STATED GOAL = Leave out the pictures and repeat the data exactly.

MATERIAL FOR THE TASK =
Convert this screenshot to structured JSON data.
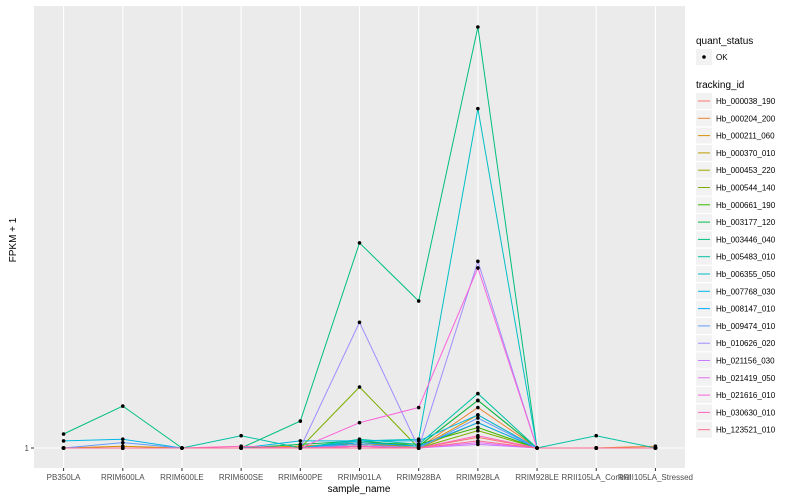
{
  "chart_data": {
    "type": "line",
    "xlabel": "sample_name",
    "ylabel": "FPKM + 1",
    "y_tick_labels": [
      "1"
    ],
    "y_scale": "log",
    "categories": [
      "PB350LA",
      "RRIM600LA",
      "RRIM600LE",
      "RRIM600SE",
      "RRIM600PE",
      "RRIM901LA",
      "RRIM928BA",
      "RRIM928LA",
      "RRIM928LE",
      "RRII105LA_Control",
      "RRII105LA_Stressed"
    ],
    "legend_placement": "right",
    "legend": {
      "status_title": "quant_status",
      "status_entries": [
        "OK"
      ],
      "series_title": "tracking_id"
    },
    "series": [
      {
        "name": "Hb_000038_190",
        "color": "#F8766D",
        "values": [
          1.0,
          1.0,
          1.0,
          1.0,
          1.0,
          1.01,
          1.0,
          1.06,
          1.0,
          1.0,
          1.0
        ]
      },
      {
        "name": "Hb_000204_200",
        "color": "#EA8331",
        "values": [
          1.0,
          1.0,
          1.0,
          1.0,
          1.01,
          1.03,
          1.0,
          1.25,
          1.0,
          1.0,
          1.01
        ]
      },
      {
        "name": "Hb_000211_060",
        "color": "#D89000",
        "values": [
          1.0,
          1.01,
          1.0,
          1.0,
          1.01,
          1.02,
          1.0,
          1.2,
          1.0,
          1.0,
          1.0
        ]
      },
      {
        "name": "Hb_000370_010",
        "color": "#C09B00",
        "values": [
          1.0,
          1.0,
          1.0,
          1.0,
          1.0,
          1.02,
          1.01,
          1.3,
          1.0,
          1.0,
          1.0
        ]
      },
      {
        "name": "Hb_000453_220",
        "color": "#A3A500",
        "values": [
          1.0,
          1.0,
          1.0,
          1.0,
          1.0,
          1.02,
          1.0,
          1.15,
          1.0,
          1.0,
          1.0
        ]
      },
      {
        "name": "Hb_000544_140",
        "color": "#7CAE00",
        "values": [
          1.0,
          1.0,
          1.0,
          1.0,
          1.0,
          1.4,
          1.0,
          1.1,
          1.0,
          1.0,
          1.0
        ]
      },
      {
        "name": "Hb_000661_190",
        "color": "#39B600",
        "values": [
          1.0,
          1.0,
          1.0,
          1.0,
          1.0,
          1.03,
          1.02,
          1.12,
          1.0,
          1.0,
          1.0
        ]
      },
      {
        "name": "Hb_003177_120",
        "color": "#00BB4E",
        "values": [
          1.0,
          1.0,
          1.0,
          1.0,
          1.02,
          1.04,
          1.01,
          1.3,
          1.0,
          1.0,
          1.0
        ]
      },
      {
        "name": "Hb_003446_040",
        "color": "#00BF7D",
        "values": [
          1.08,
          1.26,
          1.0,
          1.0,
          1.16,
          3.1,
          2.25,
          10.2,
          1.0,
          1.0,
          1.0
        ]
      },
      {
        "name": "Hb_005483_010",
        "color": "#00C1A3",
        "values": [
          1.0,
          1.0,
          1.0,
          1.07,
          1.0,
          1.05,
          1.02,
          1.35,
          1.0,
          1.07,
          1.0
        ]
      },
      {
        "name": "Hb_006355_050",
        "color": "#00BFC4",
        "values": [
          1.0,
          1.0,
          1.0,
          1.0,
          1.0,
          1.04,
          1.05,
          6.5,
          1.0,
          1.0,
          1.0
        ]
      },
      {
        "name": "Hb_007768_030",
        "color": "#00B8E5",
        "values": [
          1.04,
          1.05,
          1.0,
          1.0,
          1.04,
          1.04,
          1.04,
          1.2,
          1.0,
          1.0,
          1.0
        ]
      },
      {
        "name": "Hb_008147_010",
        "color": "#00A9FF",
        "values": [
          1.0,
          1.0,
          1.0,
          1.0,
          1.0,
          1.03,
          1.01,
          1.15,
          1.0,
          1.0,
          1.0
        ]
      },
      {
        "name": "Hb_009474_010",
        "color": "#619CFF",
        "values": [
          1.0,
          1.03,
          1.0,
          1.0,
          1.0,
          1.02,
          1.0,
          1.18,
          1.0,
          1.0,
          1.0
        ]
      },
      {
        "name": "Hb_010626_020",
        "color": "#9F8CFF",
        "values": [
          1.0,
          1.0,
          1.0,
          1.0,
          1.0,
          2.0,
          1.0,
          2.8,
          1.0,
          1.0,
          1.0
        ]
      },
      {
        "name": "Hb_021156_030",
        "color": "#C77CFF",
        "values": [
          1.0,
          1.0,
          1.0,
          1.0,
          1.0,
          1.01,
          1.0,
          1.02,
          1.0,
          1.0,
          1.0
        ]
      },
      {
        "name": "Hb_021419_050",
        "color": "#E76BF3",
        "values": [
          1.0,
          1.0,
          1.0,
          1.0,
          1.0,
          1.01,
          1.0,
          1.03,
          1.0,
          1.0,
          1.0
        ]
      },
      {
        "name": "Hb_021616_010",
        "color": "#FA62DB",
        "values": [
          1.0,
          1.0,
          1.0,
          1.0,
          1.0,
          1.15,
          1.25,
          2.7,
          1.0,
          1.0,
          1.0
        ]
      },
      {
        "name": "Hb_030630_010",
        "color": "#FF62BC",
        "values": [
          1.0,
          1.0,
          1.0,
          1.01,
          1.0,
          1.01,
          1.0,
          1.07,
          1.0,
          1.0,
          1.0
        ]
      },
      {
        "name": "Hb_123521_010",
        "color": "#FF6C91",
        "values": [
          1.0,
          1.0,
          1.0,
          1.0,
          1.0,
          1.0,
          1.0,
          1.04,
          1.0,
          1.0,
          1.0
        ]
      }
    ]
  }
}
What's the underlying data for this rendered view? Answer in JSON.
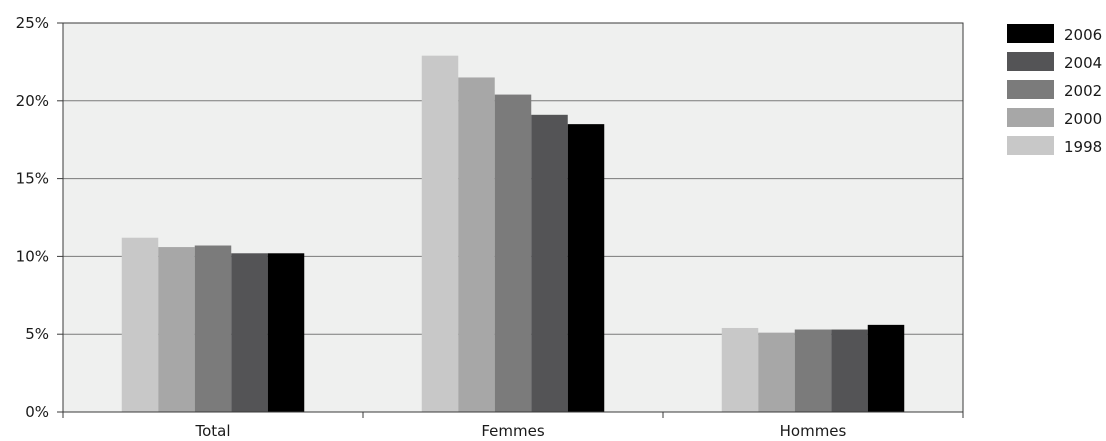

THE REPLY =
Convert this screenshot to structured JSON data.
{
  "chart_data": {
    "type": "line",
    "xlabel": "sample_name",
    "ylabel": "FPKM + 1",
    "y_tick_labels": [
      "1"
    ],
    "y_scale": "log",
    "categories": [
      "PB350LA",
      "RRIM600LA",
      "RRIM600LE",
      "RRIM600SE",
      "RRIM600PE",
      "RRIM901LA",
      "RRIM928BA",
      "RRIM928LA",
      "RRIM928LE",
      "RRII105LA_Control",
      "RRII105LA_Stressed"
    ],
    "legend_placement": "right",
    "legend": {
      "status_title": "quant_status",
      "status_entries": [
        "OK"
      ],
      "series_title": "tracking_id"
    },
    "series": [
      {
        "name": "Hb_000038_190",
        "color": "#F8766D",
        "values": [
          1.0,
          1.0,
          1.0,
          1.0,
          1.0,
          1.01,
          1.0,
          1.06,
          1.0,
          1.0,
          1.0
        ]
      },
      {
        "name": "Hb_000204_200",
        "color": "#EA8331",
        "values": [
          1.0,
          1.0,
          1.0,
          1.0,
          1.01,
          1.03,
          1.0,
          1.25,
          1.0,
          1.0,
          1.01
        ]
      },
      {
        "name": "Hb_000211_060",
        "color": "#D89000",
        "values": [
          1.0,
          1.01,
          1.0,
          1.0,
          1.01,
          1.02,
          1.0,
          1.2,
          1.0,
          1.0,
          1.0
        ]
      },
      {
        "name": "Hb_000370_010",
        "color": "#C09B00",
        "values": [
          1.0,
          1.0,
          1.0,
          1.0,
          1.0,
          1.02,
          1.01,
          1.3,
          1.0,
          1.0,
          1.0
        ]
      },
      {
        "name": "Hb_000453_220",
        "color": "#A3A500",
        "values": [
          1.0,
          1.0,
          1.0,
          1.0,
          1.0,
          1.02,
          1.0,
          1.15,
          1.0,
          1.0,
          1.0
        ]
      },
      {
        "name": "Hb_000544_140",
        "color": "#7CAE00",
        "values": [
          1.0,
          1.0,
          1.0,
          1.0,
          1.0,
          1.4,
          1.0,
          1.1,
          1.0,
          1.0,
          1.0
        ]
      },
      {
        "name": "Hb_000661_190",
        "color": "#39B600",
        "values": [
          1.0,
          1.0,
          1.0,
          1.0,
          1.0,
          1.03,
          1.02,
          1.12,
          1.0,
          1.0,
          1.0
        ]
      },
      {
        "name": "Hb_003177_120",
        "color": "#00BB4E",
        "values": [
          1.0,
          1.0,
          1.0,
          1.0,
          1.02,
          1.04,
          1.01,
          1.3,
          1.0,
          1.0,
          1.0
        ]
      },
      {
        "name": "Hb_003446_040",
        "color": "#00BF7D",
        "values": [
          1.08,
          1.26,
          1.0,
          1.0,
          1.16,
          3.1,
          2.25,
          10.2,
          1.0,
          1.0,
          1.0
        ]
      },
      {
        "name": "Hb_005483_010",
        "color": "#00C1A3",
        "values": [
          1.0,
          1.0,
          1.0,
          1.07,
          1.0,
          1.05,
          1.02,
          1.35,
          1.0,
          1.07,
          1.0
        ]
      },
      {
        "name": "Hb_006355_050",
        "color": "#00BFC4",
        "values": [
          1.0,
          1.0,
          1.0,
          1.0,
          1.0,
          1.04,
          1.05,
          6.5,
          1.0,
          1.0,
          1.0
        ]
      },
      {
        "name": "Hb_007768_030",
        "color": "#00B8E5",
        "values": [
          1.04,
          1.05,
          1.0,
          1.0,
          1.04,
          1.04,
          1.04,
          1.2,
          1.0,
          1.0,
          1.0
        ]
      },
      {
        "name": "Hb_008147_010",
        "color": "#00A9FF",
        "values": [
          1.0,
          1.0,
          1.0,
          1.0,
          1.0,
          1.03,
          1.01,
          1.15,
          1.0,
          1.0,
          1.0
        ]
      },
      {
        "name": "Hb_009474_010",
        "color": "#619CFF",
        "values": [
          1.0,
          1.03,
          1.0,
          1.0,
          1.0,
          1.02,
          1.0,
          1.18,
          1.0,
          1.0,
          1.0
        ]
      },
      {
        "name": "Hb_010626_020",
        "color": "#9F8CFF",
        "values": [
          1.0,
          1.0,
          1.0,
          1.0,
          1.0,
          2.0,
          1.0,
          2.8,
          1.0,
          1.0,
          1.0
        ]
      },
      {
        "name": "Hb_021156_030",
        "color": "#C77CFF",
        "values": [
          1.0,
          1.0,
          1.0,
          1.0,
          1.0,
          1.01,
          1.0,
          1.02,
          1.0,
          1.0,
          1.0
        ]
      },
      {
        "name": "Hb_021419_050",
        "color": "#E76BF3",
        "values": [
          1.0,
          1.0,
          1.0,
          1.0,
          1.0,
          1.01,
          1.0,
          1.03,
          1.0,
          1.0,
          1.0
        ]
      },
      {
        "name": "Hb_021616_010",
        "color": "#FA62DB",
        "values": [
          1.0,
          1.0,
          1.0,
          1.0,
          1.0,
          1.15,
          1.25,
          2.7,
          1.0,
          1.0,
          1.0
        ]
      },
      {
        "name": "Hb_030630_010",
        "color": "#FF62BC",
        "values": [
          1.0,
          1.0,
          1.0,
          1.01,
          1.0,
          1.01,
          1.0,
          1.07,
          1.0,
          1.0,
          1.0
        ]
      },
      {
        "name": "Hb_123521_010",
        "color": "#FF6C91",
        "values": [
          1.0,
          1.0,
          1.0,
          1.0,
          1.0,
          1.0,
          1.0,
          1.04,
          1.0,
          1.0,
          1.0
        ]
      }
    ]
  }
}
What's the underlying data for this rendered view? Answer in JSON.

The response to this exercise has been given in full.